Source passage
The Italian philosopher Francesco Adorno says: “When I was young, I was asked to translate Plato's works from Greek into Italian. At the time, since I did not know Greek very well, I declined the offer; but today, when I know Greek very well indeed, I would never dare to undertake such a task.” Architectural criticism is in a similar situation. The more one's knowledge and experience grow, the more aware the critic becomes of the limits and weaknesses of the work. The most important limitation of architectural criticism, in my view, is the structural and ontological difference between the critique and the built work. Sometimes it is like trying to describe the scent of a narcissus or the taste of a fig. Some works have a quality that cannot be described: they have no clear structure, no codified theory, no methodology. It is right there that criticism reveals its weakness before art. The two share much: both are expressions of a truth or a reality from a particular viewpoint, and both have a creative side. But if a poet describes the scent of jasmine, simply put, the aim is that we should take pleasure from the poem, not from jasmine. When a critic describes something, the aim is that we should take pleasure from the described subject — which is why the critic fails in describing scents and tastes.
Such aspects exist in every work of architecture, and Firooz Firooz is one of those architects whose work rests mainly on such aspects. To the problem of a missing theoretical foundation and systematic methodology — which is characteristic of a craftsman-like way of building — one must add a distance from graphic expression: Firooz's architecture does not pursue “frontier” values. While the avant-garde architects — those who place culture-making before building — set their centre of gravity outside the known borders, there are also architects like Firooz who place the centre where it belongs, in the middle of the territory of art: architecture in its historical sense; an art that does not try to extend the frontiers of aesthetics or nurture a new aspect of it at the cost of giving up the rest; an art in search of a certain balance and calm: esteem for human life; an intellectual and scientific cultivation of the natural instinct to build.

Your instructions
Carry on the essay on architectural criticism and the work of Firooz Firooz from the point where it stops.

Available data
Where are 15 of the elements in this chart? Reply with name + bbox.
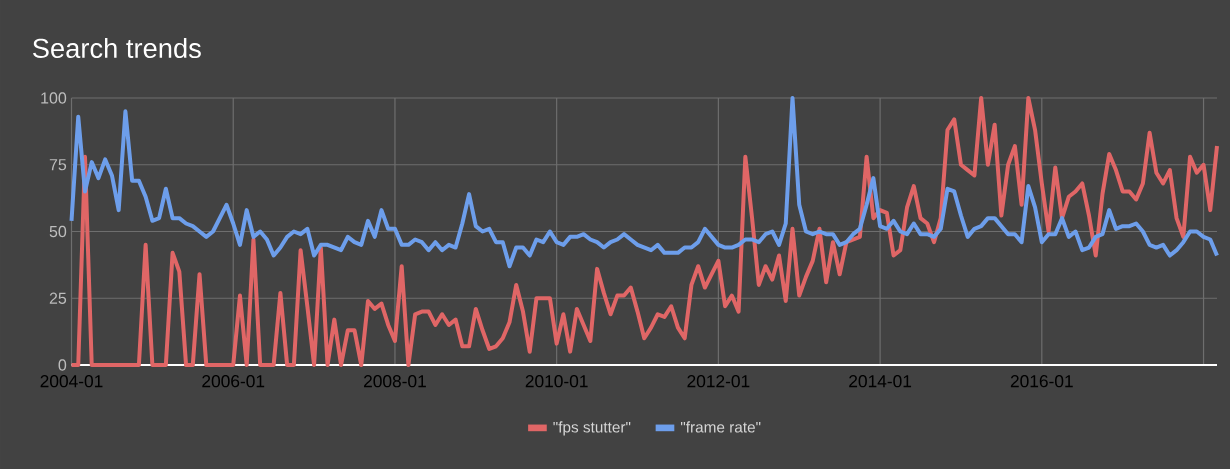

Result below
To build is as natural to Firooz as it is for the Persian reed to produce sound as the air passes through it. There is a resemblance between Firooz's work and the voice of the reed: both are beautiful, yet constrained. The air comes only with effort out of the reed — not the case with electronic music and its vast range. Firooz's work too emerges, with effort, from simple materials (brick, wood, tile and simple volumes), but it carries with it a history and a particularity that is unique. Firooz's work, like Iran's avant-garde cinema, is born of the conversion of constraint into value — of the turning of the everyday into life's rituals. Some of the old Iranian pottery was made so that water — this precious substance — is guided from the mouth of the jug through a long narrow channel and then, with great precision and without loss, poured into the bowl. Here the simple act of pouring water takes on a kind of religious importance. Firooz's works, though as simple as ancient pottery, likewise turn simple everyday acts — entering a house, crossing from the day zone to the night zone, sunlight falling through a window — into the liturgy of living.
Firooz's work is varied but not decomposable: it becomes tangible only through experience. The system for discovering and comprehending space is far more complex than the hierarchy of values fixed at the design stage with views steered by axes and entrances — and Firooz's particular design method, which he calls (after Barragán) “emotional architecture”, is aware of this. That is why, even in describing his own work — much as in the work itself — he may spend hours on fine details and summarise large matters in headlines. The hierarchy of spatial value for the one who experiences the space from within differs from the hierarchy of space for the one who designed it. Firooz, when designing, puts himself in the place of those who are to live in the space: he looks to left and right and shapes space around himself. Sometimes an apparently minor element appears before him and he attends to it as much as to the building's plan. For the person who washes his hands in the morning, the bathroom tile is not separate from the philosophy of the emergence of form.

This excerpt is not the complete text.